## RECORD EXTRACTS
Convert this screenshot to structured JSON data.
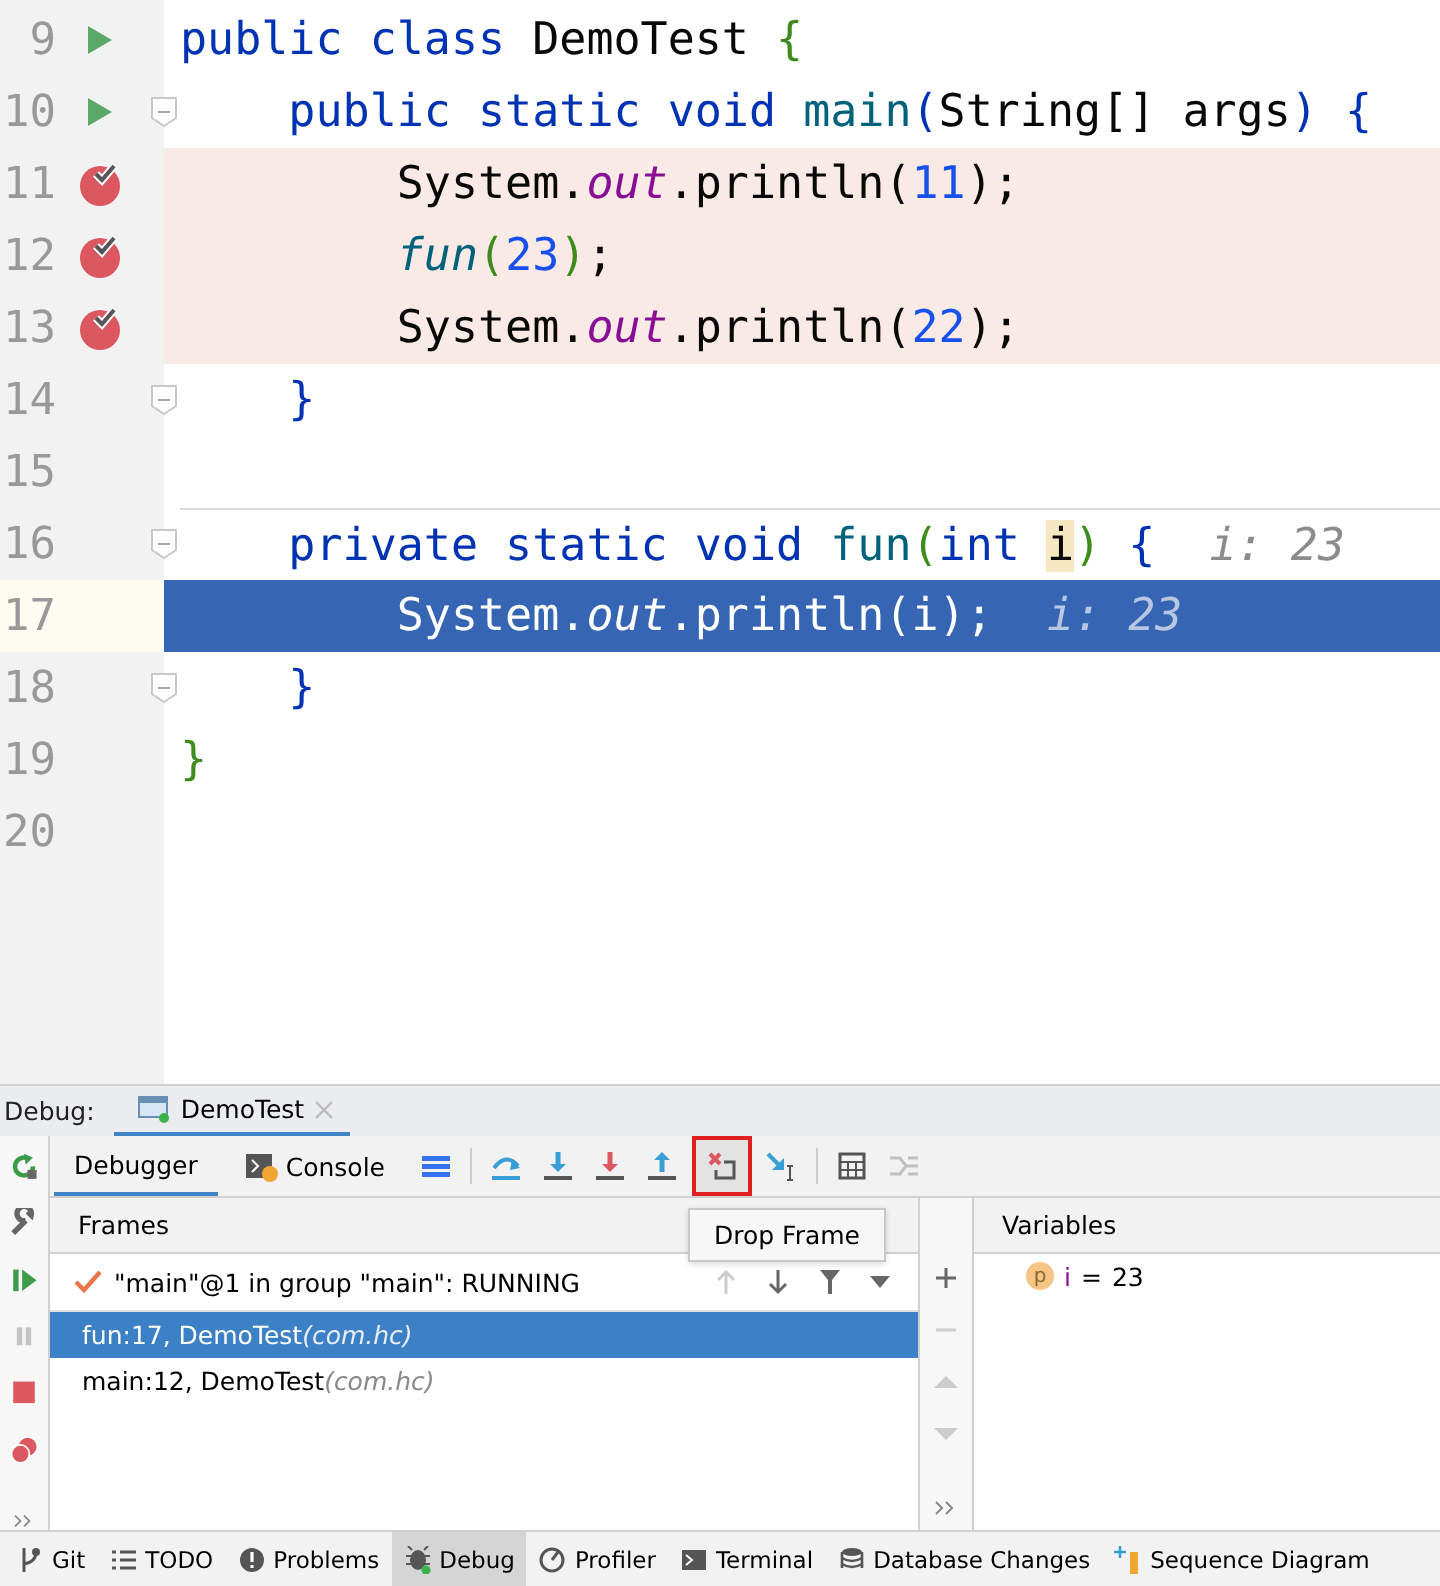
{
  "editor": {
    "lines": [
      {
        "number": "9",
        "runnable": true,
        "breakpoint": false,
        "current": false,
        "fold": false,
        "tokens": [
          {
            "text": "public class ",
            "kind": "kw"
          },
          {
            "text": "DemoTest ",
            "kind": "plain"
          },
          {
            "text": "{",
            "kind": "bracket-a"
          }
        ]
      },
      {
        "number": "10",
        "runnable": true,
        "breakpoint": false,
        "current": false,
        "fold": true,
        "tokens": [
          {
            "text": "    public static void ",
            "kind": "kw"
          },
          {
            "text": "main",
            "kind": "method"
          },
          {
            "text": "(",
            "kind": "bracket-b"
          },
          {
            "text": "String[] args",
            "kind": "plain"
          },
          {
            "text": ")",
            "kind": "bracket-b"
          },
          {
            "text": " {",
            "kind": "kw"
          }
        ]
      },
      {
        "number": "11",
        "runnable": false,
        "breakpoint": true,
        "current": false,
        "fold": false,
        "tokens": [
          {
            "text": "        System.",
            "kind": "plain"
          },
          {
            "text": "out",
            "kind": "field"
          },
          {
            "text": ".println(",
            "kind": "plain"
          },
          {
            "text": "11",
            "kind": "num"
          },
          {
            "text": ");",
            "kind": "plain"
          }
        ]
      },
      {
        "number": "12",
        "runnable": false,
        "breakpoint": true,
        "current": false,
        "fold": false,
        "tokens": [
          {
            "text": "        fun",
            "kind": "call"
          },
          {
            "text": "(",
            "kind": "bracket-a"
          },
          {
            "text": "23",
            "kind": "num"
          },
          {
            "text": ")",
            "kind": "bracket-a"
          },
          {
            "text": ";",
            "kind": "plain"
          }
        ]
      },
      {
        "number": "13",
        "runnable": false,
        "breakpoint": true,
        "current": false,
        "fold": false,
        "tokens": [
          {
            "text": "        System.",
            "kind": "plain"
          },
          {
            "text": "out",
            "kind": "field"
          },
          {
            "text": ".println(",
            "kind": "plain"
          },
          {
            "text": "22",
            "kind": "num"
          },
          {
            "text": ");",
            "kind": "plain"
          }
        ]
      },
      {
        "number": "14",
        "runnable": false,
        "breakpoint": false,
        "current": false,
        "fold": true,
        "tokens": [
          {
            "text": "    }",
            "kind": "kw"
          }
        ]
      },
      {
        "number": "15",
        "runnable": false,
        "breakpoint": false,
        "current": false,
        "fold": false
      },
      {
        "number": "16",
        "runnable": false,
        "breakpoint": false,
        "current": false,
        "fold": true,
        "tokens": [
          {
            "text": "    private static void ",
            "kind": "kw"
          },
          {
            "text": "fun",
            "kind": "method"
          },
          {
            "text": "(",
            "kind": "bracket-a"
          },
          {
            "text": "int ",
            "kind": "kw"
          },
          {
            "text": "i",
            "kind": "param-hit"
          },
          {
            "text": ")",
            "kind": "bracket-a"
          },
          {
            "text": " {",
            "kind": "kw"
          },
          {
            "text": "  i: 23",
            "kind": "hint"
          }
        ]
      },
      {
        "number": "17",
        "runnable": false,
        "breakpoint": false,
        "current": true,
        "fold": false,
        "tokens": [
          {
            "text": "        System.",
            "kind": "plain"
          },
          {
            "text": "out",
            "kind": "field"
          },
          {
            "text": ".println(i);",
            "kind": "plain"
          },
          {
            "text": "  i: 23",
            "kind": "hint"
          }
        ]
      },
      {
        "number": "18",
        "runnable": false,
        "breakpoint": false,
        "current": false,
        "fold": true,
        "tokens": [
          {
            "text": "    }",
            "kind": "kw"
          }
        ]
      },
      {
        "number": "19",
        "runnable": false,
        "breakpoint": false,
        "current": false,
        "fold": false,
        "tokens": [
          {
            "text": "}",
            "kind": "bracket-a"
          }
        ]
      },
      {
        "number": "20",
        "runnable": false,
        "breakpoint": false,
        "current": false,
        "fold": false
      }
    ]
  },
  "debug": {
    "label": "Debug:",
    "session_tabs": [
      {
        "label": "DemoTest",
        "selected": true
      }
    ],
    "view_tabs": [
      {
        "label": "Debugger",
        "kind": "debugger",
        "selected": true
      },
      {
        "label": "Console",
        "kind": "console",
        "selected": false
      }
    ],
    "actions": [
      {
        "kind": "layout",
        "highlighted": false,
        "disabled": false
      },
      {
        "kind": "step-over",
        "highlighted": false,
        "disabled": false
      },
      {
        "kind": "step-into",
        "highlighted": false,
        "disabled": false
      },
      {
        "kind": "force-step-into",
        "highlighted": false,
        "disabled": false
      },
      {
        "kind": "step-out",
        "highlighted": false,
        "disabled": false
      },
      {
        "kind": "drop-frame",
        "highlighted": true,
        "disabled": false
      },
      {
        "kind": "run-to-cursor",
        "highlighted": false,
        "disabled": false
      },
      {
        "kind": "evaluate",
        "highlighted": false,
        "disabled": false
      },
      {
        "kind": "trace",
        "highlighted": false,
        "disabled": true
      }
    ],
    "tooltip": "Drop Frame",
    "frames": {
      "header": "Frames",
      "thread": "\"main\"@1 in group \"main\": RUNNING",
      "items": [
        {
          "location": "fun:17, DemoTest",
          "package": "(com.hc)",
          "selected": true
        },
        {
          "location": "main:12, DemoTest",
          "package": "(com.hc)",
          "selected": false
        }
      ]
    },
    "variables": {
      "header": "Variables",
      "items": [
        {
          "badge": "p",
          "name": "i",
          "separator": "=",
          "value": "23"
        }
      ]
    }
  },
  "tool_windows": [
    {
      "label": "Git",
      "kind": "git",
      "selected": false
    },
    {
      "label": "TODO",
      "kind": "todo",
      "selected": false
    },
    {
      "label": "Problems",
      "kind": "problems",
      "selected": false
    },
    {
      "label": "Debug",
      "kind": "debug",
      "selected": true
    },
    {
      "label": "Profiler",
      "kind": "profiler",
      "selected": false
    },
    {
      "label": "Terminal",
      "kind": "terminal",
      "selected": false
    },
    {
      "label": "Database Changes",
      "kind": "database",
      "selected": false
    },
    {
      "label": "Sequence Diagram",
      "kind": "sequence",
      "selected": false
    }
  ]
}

## EXERCISE PROMPT
The material above must be printed exactly, with its pictures left out.

## ANSWER BELOW
Convert this screenshot to structured JSON data.
{
  "editor": {
    "lines": [
      {
        "number": "9",
        "runnable": true,
        "breakpoint": false,
        "current": false,
        "fold": false,
        "tokens": [
          {
            "text": "public class ",
            "kind": "kw"
          },
          {
            "text": "DemoTest ",
            "kind": "plain"
          },
          {
            "text": "{",
            "kind": "bracket-a"
          }
        ]
      },
      {
        "number": "10",
        "runnable": true,
        "breakpoint": false,
        "current": false,
        "fold": true,
        "tokens": [
          {
            "text": "    public static void ",
            "kind": "kw"
          },
          {
            "text": "main",
            "kind": "method"
          },
          {
            "text": "(",
            "kind": "bracket-b"
          },
          {
            "text": "String[] args",
            "kind": "plain"
          },
          {
            "text": ")",
            "kind": "bracket-b"
          },
          {
            "text": " {",
            "kind": "kw"
          }
        ]
      },
      {
        "number": "11",
        "runnable": false,
        "breakpoint": true,
        "current": false,
        "fold": false,
        "tokens": [
          {
            "text": "        System.",
            "kind": "plain"
          },
          {
            "text": "out",
            "kind": "field"
          },
          {
            "text": ".println(",
            "kind": "plain"
          },
          {
            "text": "11",
            "kind": "num"
          },
          {
            "text": ");",
            "kind": "plain"
          }
        ]
      },
      {
        "number": "12",
        "runnable": false,
        "breakpoint": true,
        "current": false,
        "fold": false,
        "tokens": [
          {
            "text": "        fun",
            "kind": "call"
          },
          {
            "text": "(",
            "kind": "bracket-a"
          },
          {
            "text": "23",
            "kind": "num"
          },
          {
            "text": ")",
            "kind": "bracket-a"
          },
          {
            "text": ";",
            "kind": "plain"
          }
        ]
      },
      {
        "number": "13",
        "runnable": false,
        "breakpoint": true,
        "current": false,
        "fold": false,
        "tokens": [
          {
            "text": "        System.",
            "kind": "plain"
          },
          {
            "text": "out",
            "kind": "field"
          },
          {
            "text": ".println(",
            "kind": "plain"
          },
          {
            "text": "22",
            "kind": "num"
          },
          {
            "text": ");",
            "kind": "plain"
          }
        ]
      },
      {
        "number": "14",
        "runnable": false,
        "breakpoint": false,
        "current": false,
        "fold": true,
        "tokens": [
          {
            "text": "    }",
            "kind": "kw"
          }
        ]
      },
      {
        "number": "15",
        "runnable": false,
        "breakpoint": false,
        "current": false,
        "fold": false
      },
      {
        "number": "16",
        "runnable": false,
        "breakpoint": false,
        "current": false,
        "fold": true,
        "tokens": [
          {
            "text": "    private static void ",
            "kind": "kw"
          },
          {
            "text": "fun",
            "kind": "method"
          },
          {
            "text": "(",
            "kind": "bracket-a"
          },
          {
            "text": "int ",
            "kind": "kw"
          },
          {
            "text": "i",
            "kind": "param-hit"
          },
          {
            "text": ")",
            "kind": "bracket-a"
          },
          {
            "text": " {",
            "kind": "kw"
          },
          {
            "text": "  i: 23",
            "kind": "hint"
          }
        ]
      },
      {
        "number": "17",
        "runnable": false,
        "breakpoint": false,
        "current": true,
        "fold": false,
        "tokens": [
          {
            "text": "        System.",
            "kind": "plain"
          },
          {
            "text": "out",
            "kind": "field"
          },
          {
            "text": ".println(i);",
            "kind": "plain"
          },
          {
            "text": "  i: 23",
            "kind": "hint"
          }
        ]
      },
      {
        "number": "18",
        "runnable": false,
        "breakpoint": false,
        "current": false,
        "fold": true,
        "tokens": [
          {
            "text": "    }",
            "kind": "kw"
          }
        ]
      },
      {
        "number": "19",
        "runnable": false,
        "breakpoint": false,
        "current": false,
        "fold": false,
        "tokens": [
          {
            "text": "}",
            "kind": "bracket-a"
          }
        ]
      },
      {
        "number": "20",
        "runnable": false,
        "breakpoint": false,
        "current": false,
        "fold": false
      }
    ]
  },
  "debug": {
    "label": "Debug:",
    "session_tabs": [
      {
        "label": "DemoTest",
        "selected": true
      }
    ],
    "view_tabs": [
      {
        "label": "Debugger",
        "kind": "debugger",
        "selected": true
      },
      {
        "label": "Console",
        "kind": "console",
        "selected": false
      }
    ],
    "actions": [
      {
        "kind": "layout",
        "highlighted": false,
        "disabled": false
      },
      {
        "kind": "step-over",
        "highlighted": false,
        "disabled": false
      },
      {
        "kind": "step-into",
        "highlighted": false,
        "disabled": false
      },
      {
        "kind": "force-step-into",
        "highlighted": false,
        "disabled": false
      },
      {
        "kind": "step-out",
        "highlighted": false,
        "disabled": false
      },
      {
        "kind": "drop-frame",
        "highlighted": true,
        "disabled": false
      },
      {
        "kind": "run-to-cursor",
        "highlighted": false,
        "disabled": false
      },
      {
        "kind": "evaluate",
        "highlighted": false,
        "disabled": false
      },
      {
        "kind": "trace",
        "highlighted": false,
        "disabled": true
      }
    ],
    "tooltip": "Drop Frame",
    "frames": {
      "header": "Frames",
      "thread": "\"main\"@1 in group \"main\": RUNNING",
      "items": [
        {
          "location": "fun:17, DemoTest",
          "package": "(com.hc)",
          "selected": true
        },
        {
          "location": "main:12, DemoTest",
          "package": "(com.hc)",
          "selected": false
        }
      ]
    },
    "variables": {
      "header": "Variables",
      "items": [
        {
          "badge": "p",
          "name": "i",
          "separator": "=",
          "value": "23"
        }
      ]
    }
  },
  "tool_windows": [
    {
      "label": "Git",
      "kind": "git",
      "selected": false
    },
    {
      "label": "TODO",
      "kind": "todo",
      "selected": false
    },
    {
      "label": "Problems",
      "kind": "problems",
      "selected": false
    },
    {
      "label": "Debug",
      "kind": "debug",
      "selected": true
    },
    {
      "label": "Profiler",
      "kind": "profiler",
      "selected": false
    },
    {
      "label": "Terminal",
      "kind": "terminal",
      "selected": false
    },
    {
      "label": "Database Changes",
      "kind": "database",
      "selected": false
    },
    {
      "label": "Sequence Diagram",
      "kind": "sequence",
      "selected": false
    }
  ]
}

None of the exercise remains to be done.